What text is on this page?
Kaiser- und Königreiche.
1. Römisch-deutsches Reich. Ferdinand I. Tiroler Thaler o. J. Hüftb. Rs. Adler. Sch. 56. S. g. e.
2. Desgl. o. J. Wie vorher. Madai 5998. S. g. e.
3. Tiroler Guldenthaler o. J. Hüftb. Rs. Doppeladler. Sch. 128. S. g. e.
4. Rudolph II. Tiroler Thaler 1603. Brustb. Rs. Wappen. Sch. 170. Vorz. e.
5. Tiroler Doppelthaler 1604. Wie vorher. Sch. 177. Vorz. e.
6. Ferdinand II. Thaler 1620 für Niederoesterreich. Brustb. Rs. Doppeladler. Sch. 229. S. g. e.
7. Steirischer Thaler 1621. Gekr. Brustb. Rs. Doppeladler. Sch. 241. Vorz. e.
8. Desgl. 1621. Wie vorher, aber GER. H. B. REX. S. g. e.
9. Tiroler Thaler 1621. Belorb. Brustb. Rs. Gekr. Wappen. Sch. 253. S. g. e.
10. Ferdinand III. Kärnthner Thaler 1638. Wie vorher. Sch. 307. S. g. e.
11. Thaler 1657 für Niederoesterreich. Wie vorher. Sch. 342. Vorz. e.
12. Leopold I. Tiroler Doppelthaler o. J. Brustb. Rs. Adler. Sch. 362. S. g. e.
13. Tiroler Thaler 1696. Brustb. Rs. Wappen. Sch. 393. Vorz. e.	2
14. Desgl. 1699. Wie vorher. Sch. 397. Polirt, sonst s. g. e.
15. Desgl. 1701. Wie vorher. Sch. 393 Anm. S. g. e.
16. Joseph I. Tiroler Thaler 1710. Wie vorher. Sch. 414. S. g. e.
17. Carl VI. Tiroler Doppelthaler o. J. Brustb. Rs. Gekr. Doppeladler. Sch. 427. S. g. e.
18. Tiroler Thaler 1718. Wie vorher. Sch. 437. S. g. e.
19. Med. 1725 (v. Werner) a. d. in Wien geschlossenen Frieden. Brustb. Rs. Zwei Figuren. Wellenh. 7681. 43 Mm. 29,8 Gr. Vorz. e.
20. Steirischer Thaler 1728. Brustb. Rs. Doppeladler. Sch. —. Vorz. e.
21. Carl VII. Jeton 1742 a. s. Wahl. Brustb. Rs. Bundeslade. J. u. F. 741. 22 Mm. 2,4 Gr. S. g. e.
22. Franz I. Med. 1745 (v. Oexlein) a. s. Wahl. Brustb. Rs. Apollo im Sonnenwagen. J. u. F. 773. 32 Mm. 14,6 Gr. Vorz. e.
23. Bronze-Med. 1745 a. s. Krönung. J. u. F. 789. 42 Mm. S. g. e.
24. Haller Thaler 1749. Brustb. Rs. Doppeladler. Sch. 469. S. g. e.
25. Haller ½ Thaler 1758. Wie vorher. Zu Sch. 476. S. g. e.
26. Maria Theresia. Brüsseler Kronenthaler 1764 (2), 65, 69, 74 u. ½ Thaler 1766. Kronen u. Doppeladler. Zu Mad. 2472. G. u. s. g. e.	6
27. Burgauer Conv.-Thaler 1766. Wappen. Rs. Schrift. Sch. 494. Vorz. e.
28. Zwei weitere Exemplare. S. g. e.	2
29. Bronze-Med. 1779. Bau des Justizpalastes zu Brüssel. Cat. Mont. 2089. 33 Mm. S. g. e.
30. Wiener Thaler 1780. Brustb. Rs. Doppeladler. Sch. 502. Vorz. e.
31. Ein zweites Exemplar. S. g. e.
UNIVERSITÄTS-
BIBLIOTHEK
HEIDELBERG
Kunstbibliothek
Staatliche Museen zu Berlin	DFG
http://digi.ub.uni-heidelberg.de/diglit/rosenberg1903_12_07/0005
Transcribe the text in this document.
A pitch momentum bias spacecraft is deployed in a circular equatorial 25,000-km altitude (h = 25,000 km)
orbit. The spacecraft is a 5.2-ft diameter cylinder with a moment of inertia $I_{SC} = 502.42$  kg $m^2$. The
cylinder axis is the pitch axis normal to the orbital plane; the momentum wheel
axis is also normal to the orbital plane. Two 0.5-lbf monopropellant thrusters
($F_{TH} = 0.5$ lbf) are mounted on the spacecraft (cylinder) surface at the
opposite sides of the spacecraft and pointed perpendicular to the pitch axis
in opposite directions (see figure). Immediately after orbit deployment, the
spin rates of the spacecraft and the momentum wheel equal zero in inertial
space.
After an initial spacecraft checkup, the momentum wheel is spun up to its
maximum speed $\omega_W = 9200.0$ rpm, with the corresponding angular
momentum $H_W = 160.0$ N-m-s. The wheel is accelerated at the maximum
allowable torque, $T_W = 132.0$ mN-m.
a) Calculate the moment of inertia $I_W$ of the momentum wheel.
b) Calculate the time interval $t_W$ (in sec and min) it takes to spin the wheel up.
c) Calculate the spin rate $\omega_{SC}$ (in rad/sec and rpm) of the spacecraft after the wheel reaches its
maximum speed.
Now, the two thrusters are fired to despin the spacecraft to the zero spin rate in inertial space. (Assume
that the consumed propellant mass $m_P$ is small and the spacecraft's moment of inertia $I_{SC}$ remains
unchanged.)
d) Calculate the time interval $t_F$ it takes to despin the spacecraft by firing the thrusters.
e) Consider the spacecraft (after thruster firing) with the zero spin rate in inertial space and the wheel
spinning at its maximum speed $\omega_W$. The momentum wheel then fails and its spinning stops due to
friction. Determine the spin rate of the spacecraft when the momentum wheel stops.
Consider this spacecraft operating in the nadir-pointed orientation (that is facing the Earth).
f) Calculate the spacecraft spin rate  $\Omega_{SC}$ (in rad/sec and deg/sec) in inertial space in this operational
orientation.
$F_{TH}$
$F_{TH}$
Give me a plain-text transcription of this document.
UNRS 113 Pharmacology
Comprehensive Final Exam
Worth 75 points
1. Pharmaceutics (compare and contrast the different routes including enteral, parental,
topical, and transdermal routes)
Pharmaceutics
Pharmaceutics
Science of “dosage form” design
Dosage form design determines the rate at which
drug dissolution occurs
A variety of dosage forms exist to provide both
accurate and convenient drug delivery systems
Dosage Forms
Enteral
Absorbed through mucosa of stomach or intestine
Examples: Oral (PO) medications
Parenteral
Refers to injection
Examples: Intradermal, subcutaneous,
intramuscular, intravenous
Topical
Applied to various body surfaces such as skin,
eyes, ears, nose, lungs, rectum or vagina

* **Task directions**:
Transcribe every entry verbatim.

* **Solution for this exercise**:
What text is on this page?
Kaiser- und Königreiche.
1. Römisch-deutsches Reich. Ferdinand I. Tiroler Thaler o. J. Hüftb. Rs. Adler. Sch. 56. S. g. e.
2. Desgl. o. J. Wie vorher. Madai 5998. S. g. e.
3. Tiroler Guldenthaler o. J. Hüftb. Rs. Doppeladler. Sch. 128. S. g. e.
4. Rudolph II. Tiroler Thaler 1603. Brustb. Rs. Wappen. Sch. 170. Vorz. e.
5. Tiroler Doppelthaler 1604. Wie vorher. Sch. 177. Vorz. e.
6. Ferdinand II. Thaler 1620 für Niederoesterreich. Brustb. Rs. Doppeladler. Sch. 229. S. g. e.
7. Steirischer Thaler 1621. Gekr. Brustb. Rs. Doppeladler. Sch. 241. Vorz. e.
8. Desgl. 1621. Wie vorher, aber GER. H. B. REX. S. g. e.
9. Tiroler Thaler 1621. Belorb. Brustb. Rs. Gekr. Wappen. Sch. 253. S. g. e.
10. Ferdinand III. Kärnthner Thaler 1638. Wie vorher. Sch. 307. S. g. e.
11. Thaler 1657 für Niederoesterreich. Wie vorher. Sch. 342. Vorz. e.
12. Leopold I. Tiroler Doppelthaler o. J. Brustb. Rs. Adler. Sch. 362. S. g. e.
13. Tiroler Thaler 1696. Brustb. Rs. Wappen. Sch. 393. Vorz. e.	2
14. Desgl. 1699. Wie vorher. Sch. 397. Polirt, sonst s. g. e.
15. Desgl. 1701. Wie vorher. Sch. 393 Anm. S. g. e.
16. Joseph I. Tiroler Thaler 1710. Wie vorher. Sch. 414. S. g. e.
17. Carl VI. Tiroler Doppelthaler o. J. Brustb. Rs. Gekr. Doppeladler. Sch. 427. S. g. e.
18. Tiroler Thaler 1718. Wie vorher. Sch. 437. S. g. e.
19. Med. 1725 (v. Werner) a. d. in Wien geschlossenen Frieden. Brustb. Rs. Zwei Figuren. Wellenh. 7681. 43 Mm. 29,8 Gr. Vorz. e.
20. Steirischer Thaler 1728. Brustb. Rs. Doppeladler. Sch. —. Vorz. e.
21. Carl VII. Jeton 1742 a. s. Wahl. Brustb. Rs. Bundeslade. J. u. F. 741. 22 Mm. 2,4 Gr. S. g. e.
22. Franz I. Med. 1745 (v. Oexlein) a. s. Wahl. Brustb. Rs. Apollo im Sonnenwagen. J. u. F. 773. 32 Mm. 14,6 Gr. Vorz. e.
23. Bronze-Med. 1745 a. s. Krönung. J. u. F. 789. 42 Mm. S. g. e.
24. Haller Thaler 1749. Brustb. Rs. Doppeladler. Sch. 469. S. g. e.
25. Haller ½ Thaler 1758. Wie vorher. Zu Sch. 476. S. g. e.
26. Maria Theresia. Brüsseler Kronenthaler 1764 (2), 65, 69, 74 u. ½ Thaler 1766. Kronen u. Doppeladler. Zu Mad. 2472. G. u. s. g. e.	6
27. Burgauer Conv.-Thaler 1766. Wappen. Rs. Schrift. Sch. 494. Vorz. e.
28. Zwei weitere Exemplare. S. g. e.	2
29. Bronze-Med. 1779. Bau des Justizpalastes zu Brüssel. Cat. Mont. 2089. 33 Mm. S. g. e.
30. Wiener Thaler 1780. Brustb. Rs. Doppeladler. Sch. 502. Vorz. e.
31. Ein zweites Exemplar. S. g. e.
UNIVERSITÄTS-
BIBLIOTHEK
HEIDELBERG
Kunstbibliothek
Staatliche Museen zu Berlin	DFG
http://digi.ub.uni-heidelberg.de/diglit/rosenberg1903_12_07/0005
Transcribe the text in this document.
A pitch momentum bias spacecraft is deployed in a circular equatorial 25,000-km altitude (h = 25,000 km)
orbit. The spacecraft is a 5.2-ft diameter cylinder with a moment of inertia $I_{SC} = 502.42$  kg $m^2$. The
cylinder axis is the pitch axis normal to the orbital plane; the momentum wheel
axis is also normal to the orbital plane. Two 0.5-lbf monopropellant thrusters
($F_{TH} = 0.5$ lbf) are mounted on the spacecraft (cylinder) surface at the
opposite sides of the spacecraft and pointed perpendicular to the pitch axis
in opposite directions (see figure). Immediately after orbit deployment, the
spin rates of the spacecraft and the momentum wheel equal zero in inertial
space.
After an initial spacecraft checkup, the momentum wheel is spun up to its
maximum speed $\omega_W = 9200.0$ rpm, with the corresponding angular
momentum $H_W = 160.0$ N-m-s. The wheel is accelerated at the maximum
allowable torque, $T_W = 132.0$ mN-m.
a) Calculate the moment of inertia $I_W$ of the momentum wheel.
b) Calculate the time interval $t_W$ (in sec and min) it takes to spin the wheel up.
c) Calculate the spin rate $\omega_{SC}$ (in rad/sec and rpm) of the spacecraft after the wheel reaches its
maximum speed.
Now, the two thrusters are fired to despin the spacecraft to the zero spin rate in inertial space. (Assume
that the consumed propellant mass $m_P$ is small and the spacecraft's moment of inertia $I_{SC}$ remains
unchanged.)
d) Calculate the time interval $t_F$ it takes to despin the spacecraft by firing the thrusters.
e) Consider the spacecraft (after thruster firing) with the zero spin rate in inertial space and the wheel
spinning at its maximum speed $\omega_W$. The momentum wheel then fails and its spinning stops due to
friction. Determine the spin rate of the spacecraft when the momentum wheel stops.
Consider this spacecraft operating in the nadir-pointed orientation (that is facing the Earth).
f) Calculate the spacecraft spin rate  $\Omega_{SC}$ (in rad/sec and deg/sec) in inertial space in this operational
orientation.
$F_{TH}$
$F_{TH}$
Give me a plain-text transcription of this document.
UNRS 113 Pharmacology
Comprehensive Final Exam
Worth 75 points
1. Pharmaceutics (compare and contrast the different routes including enteral, parental,
topical, and transdermal routes)
Pharmaceutics
Pharmaceutics
Science of “dosage form” design
Dosage form design determines the rate at which
drug dissolution occurs
A variety of dosage forms exist to provide both
accurate and convenient drug delivery systems
Dosage Forms
Enteral
Absorbed through mucosa of stomach or intestine
Examples: Oral (PO) medications
Parenteral
Refers to injection
Examples: Intradermal, subcutaneous,
intramuscular, intravenous
Topical
Applied to various body surfaces such as skin,
eyes, ears, nose, lungs, rectum or vagina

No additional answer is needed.